_Exercise_
In the listing below, find every line with the string "motivo" and pull it out.

_Collected data entries_
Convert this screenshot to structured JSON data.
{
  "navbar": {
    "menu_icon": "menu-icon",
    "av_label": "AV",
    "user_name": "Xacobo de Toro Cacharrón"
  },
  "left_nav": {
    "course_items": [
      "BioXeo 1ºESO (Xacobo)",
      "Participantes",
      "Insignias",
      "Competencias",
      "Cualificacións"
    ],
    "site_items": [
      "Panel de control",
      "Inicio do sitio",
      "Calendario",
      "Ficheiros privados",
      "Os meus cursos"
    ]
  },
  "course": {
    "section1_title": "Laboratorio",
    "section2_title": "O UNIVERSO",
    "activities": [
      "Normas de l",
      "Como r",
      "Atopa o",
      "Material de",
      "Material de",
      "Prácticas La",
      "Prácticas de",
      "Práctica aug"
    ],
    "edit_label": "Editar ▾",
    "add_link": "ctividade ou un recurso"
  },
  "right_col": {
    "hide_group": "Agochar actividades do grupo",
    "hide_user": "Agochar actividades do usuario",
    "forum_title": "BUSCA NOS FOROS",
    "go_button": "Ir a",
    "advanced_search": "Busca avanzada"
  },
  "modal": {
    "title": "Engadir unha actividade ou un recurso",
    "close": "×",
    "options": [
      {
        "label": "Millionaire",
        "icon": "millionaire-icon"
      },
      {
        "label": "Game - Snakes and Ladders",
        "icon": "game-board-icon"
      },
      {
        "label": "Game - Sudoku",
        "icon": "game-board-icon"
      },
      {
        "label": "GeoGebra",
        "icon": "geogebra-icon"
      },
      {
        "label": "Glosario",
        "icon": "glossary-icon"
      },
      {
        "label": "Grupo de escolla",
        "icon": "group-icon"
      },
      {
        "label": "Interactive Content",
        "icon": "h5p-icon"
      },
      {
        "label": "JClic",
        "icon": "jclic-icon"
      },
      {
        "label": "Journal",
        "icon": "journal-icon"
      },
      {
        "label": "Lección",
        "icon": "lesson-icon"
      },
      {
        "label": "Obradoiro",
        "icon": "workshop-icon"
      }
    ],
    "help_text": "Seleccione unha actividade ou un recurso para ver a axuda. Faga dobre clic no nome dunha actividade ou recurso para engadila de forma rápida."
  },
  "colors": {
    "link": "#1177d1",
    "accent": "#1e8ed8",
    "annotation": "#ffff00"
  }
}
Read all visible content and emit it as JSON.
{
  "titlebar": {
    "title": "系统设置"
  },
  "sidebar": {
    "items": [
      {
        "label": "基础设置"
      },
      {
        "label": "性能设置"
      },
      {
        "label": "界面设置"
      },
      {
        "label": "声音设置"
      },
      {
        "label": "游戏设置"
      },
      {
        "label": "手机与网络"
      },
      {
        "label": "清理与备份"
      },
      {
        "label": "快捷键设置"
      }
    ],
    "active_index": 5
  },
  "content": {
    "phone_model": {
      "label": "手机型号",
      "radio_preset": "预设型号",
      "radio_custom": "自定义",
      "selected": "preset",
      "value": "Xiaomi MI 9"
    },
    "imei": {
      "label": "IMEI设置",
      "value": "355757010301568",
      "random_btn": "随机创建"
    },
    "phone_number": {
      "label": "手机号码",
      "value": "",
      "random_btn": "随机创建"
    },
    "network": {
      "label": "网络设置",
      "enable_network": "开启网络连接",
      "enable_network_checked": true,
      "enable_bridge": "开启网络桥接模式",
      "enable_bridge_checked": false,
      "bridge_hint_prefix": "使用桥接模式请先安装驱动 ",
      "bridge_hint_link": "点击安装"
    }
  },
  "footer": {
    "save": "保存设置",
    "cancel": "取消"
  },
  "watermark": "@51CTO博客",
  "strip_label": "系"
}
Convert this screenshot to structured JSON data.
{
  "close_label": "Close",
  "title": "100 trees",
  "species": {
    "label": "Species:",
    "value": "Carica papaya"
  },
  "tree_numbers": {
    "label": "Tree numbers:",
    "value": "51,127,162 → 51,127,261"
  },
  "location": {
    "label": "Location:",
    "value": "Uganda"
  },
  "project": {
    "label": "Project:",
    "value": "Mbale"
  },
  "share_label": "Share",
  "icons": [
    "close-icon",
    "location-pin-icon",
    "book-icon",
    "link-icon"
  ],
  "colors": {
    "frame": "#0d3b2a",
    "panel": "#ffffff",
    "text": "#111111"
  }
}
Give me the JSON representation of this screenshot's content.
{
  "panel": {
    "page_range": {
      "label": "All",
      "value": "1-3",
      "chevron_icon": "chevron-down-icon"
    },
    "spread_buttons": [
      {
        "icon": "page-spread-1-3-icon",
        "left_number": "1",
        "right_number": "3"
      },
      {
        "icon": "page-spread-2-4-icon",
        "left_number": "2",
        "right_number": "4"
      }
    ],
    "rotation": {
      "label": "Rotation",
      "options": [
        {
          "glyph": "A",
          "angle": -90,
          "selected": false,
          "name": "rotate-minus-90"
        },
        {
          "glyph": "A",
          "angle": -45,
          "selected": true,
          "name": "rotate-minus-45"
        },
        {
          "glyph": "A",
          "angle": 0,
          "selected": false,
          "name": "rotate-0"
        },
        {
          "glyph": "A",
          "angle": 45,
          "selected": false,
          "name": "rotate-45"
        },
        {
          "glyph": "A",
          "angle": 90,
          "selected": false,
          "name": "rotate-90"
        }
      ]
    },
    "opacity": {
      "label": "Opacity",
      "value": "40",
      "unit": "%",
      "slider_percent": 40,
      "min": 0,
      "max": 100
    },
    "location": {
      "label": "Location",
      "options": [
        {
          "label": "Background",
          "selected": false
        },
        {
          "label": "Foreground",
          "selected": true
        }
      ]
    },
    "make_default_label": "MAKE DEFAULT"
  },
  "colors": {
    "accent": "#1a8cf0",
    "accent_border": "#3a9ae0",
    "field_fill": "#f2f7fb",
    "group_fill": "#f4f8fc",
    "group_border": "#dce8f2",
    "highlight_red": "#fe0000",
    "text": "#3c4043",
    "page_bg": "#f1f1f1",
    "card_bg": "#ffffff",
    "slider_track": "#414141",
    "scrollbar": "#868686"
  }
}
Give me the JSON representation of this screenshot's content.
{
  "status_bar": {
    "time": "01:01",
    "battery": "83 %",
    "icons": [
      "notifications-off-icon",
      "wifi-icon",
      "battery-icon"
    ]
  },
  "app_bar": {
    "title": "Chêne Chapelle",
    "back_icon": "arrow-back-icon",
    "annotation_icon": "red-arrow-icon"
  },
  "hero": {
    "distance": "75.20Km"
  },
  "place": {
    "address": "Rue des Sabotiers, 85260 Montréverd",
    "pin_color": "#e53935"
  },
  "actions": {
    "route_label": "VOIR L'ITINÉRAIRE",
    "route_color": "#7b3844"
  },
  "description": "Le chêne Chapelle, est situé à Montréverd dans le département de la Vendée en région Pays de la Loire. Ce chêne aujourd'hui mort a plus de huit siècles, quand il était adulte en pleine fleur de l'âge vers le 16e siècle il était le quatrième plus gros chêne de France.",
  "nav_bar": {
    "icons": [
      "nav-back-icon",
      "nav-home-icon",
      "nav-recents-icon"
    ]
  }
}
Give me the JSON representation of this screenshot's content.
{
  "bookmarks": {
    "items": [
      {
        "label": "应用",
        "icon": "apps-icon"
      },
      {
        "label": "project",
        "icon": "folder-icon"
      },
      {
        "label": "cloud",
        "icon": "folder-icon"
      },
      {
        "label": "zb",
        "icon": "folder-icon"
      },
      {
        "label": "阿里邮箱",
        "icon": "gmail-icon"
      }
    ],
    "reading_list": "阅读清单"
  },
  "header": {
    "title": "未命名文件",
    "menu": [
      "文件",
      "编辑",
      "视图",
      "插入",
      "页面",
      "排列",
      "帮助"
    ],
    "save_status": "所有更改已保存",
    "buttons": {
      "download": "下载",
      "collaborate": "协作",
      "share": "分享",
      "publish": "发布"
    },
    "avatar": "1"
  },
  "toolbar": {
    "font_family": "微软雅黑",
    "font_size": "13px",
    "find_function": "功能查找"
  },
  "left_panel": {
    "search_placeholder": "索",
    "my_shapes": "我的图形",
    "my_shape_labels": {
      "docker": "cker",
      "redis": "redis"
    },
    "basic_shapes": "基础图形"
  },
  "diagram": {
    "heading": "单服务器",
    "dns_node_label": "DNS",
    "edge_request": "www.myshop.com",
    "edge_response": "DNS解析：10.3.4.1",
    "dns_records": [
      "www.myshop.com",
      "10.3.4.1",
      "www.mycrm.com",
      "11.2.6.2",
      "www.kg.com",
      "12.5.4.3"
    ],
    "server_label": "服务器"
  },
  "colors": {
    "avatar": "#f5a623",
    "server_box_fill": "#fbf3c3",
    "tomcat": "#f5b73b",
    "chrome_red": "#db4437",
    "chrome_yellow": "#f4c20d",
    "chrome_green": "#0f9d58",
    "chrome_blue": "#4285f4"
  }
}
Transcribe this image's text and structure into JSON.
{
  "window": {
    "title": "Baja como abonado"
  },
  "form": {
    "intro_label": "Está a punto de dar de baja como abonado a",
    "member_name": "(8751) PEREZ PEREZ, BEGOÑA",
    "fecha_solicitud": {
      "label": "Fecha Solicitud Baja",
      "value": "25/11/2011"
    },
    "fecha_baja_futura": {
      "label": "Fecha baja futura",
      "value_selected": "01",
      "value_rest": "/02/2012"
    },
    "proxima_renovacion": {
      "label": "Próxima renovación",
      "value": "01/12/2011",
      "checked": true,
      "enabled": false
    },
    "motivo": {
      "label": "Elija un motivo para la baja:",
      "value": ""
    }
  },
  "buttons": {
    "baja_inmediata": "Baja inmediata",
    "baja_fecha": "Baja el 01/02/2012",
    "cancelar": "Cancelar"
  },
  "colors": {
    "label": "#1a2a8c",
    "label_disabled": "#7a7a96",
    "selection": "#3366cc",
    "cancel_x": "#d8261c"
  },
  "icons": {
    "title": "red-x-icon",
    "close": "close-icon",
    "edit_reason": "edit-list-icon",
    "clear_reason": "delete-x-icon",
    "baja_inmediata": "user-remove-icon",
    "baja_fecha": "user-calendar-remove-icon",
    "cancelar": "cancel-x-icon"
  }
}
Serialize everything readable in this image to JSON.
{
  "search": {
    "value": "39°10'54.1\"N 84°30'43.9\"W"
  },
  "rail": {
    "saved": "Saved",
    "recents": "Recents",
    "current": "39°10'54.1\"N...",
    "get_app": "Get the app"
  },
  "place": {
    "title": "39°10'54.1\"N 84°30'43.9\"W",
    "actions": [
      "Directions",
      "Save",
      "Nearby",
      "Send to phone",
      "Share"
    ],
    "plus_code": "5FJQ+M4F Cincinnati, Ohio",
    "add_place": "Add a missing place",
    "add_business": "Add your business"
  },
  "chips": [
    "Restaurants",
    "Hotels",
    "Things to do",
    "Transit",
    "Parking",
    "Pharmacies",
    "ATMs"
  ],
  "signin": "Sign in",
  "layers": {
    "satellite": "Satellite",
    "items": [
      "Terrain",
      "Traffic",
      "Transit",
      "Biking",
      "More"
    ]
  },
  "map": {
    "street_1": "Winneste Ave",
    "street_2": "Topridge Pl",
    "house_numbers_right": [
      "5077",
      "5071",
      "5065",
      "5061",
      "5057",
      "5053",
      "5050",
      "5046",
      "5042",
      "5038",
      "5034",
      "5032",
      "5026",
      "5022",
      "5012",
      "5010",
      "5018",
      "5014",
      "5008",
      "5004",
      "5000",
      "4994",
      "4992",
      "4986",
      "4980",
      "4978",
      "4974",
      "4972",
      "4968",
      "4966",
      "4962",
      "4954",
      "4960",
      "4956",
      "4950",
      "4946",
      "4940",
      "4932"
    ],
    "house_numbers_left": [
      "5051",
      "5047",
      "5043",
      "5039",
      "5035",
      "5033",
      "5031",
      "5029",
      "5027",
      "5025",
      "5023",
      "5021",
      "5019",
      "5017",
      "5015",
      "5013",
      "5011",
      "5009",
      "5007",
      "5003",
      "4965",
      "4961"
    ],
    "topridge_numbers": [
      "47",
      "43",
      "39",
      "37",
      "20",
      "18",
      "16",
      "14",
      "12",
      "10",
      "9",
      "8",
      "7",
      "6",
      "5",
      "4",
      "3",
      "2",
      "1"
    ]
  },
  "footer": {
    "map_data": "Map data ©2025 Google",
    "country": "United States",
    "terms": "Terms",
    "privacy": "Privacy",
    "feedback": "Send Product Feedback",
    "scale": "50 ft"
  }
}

_Exercise answer_
    "motivo": {
      "label": "Elija un motivo para la baja:",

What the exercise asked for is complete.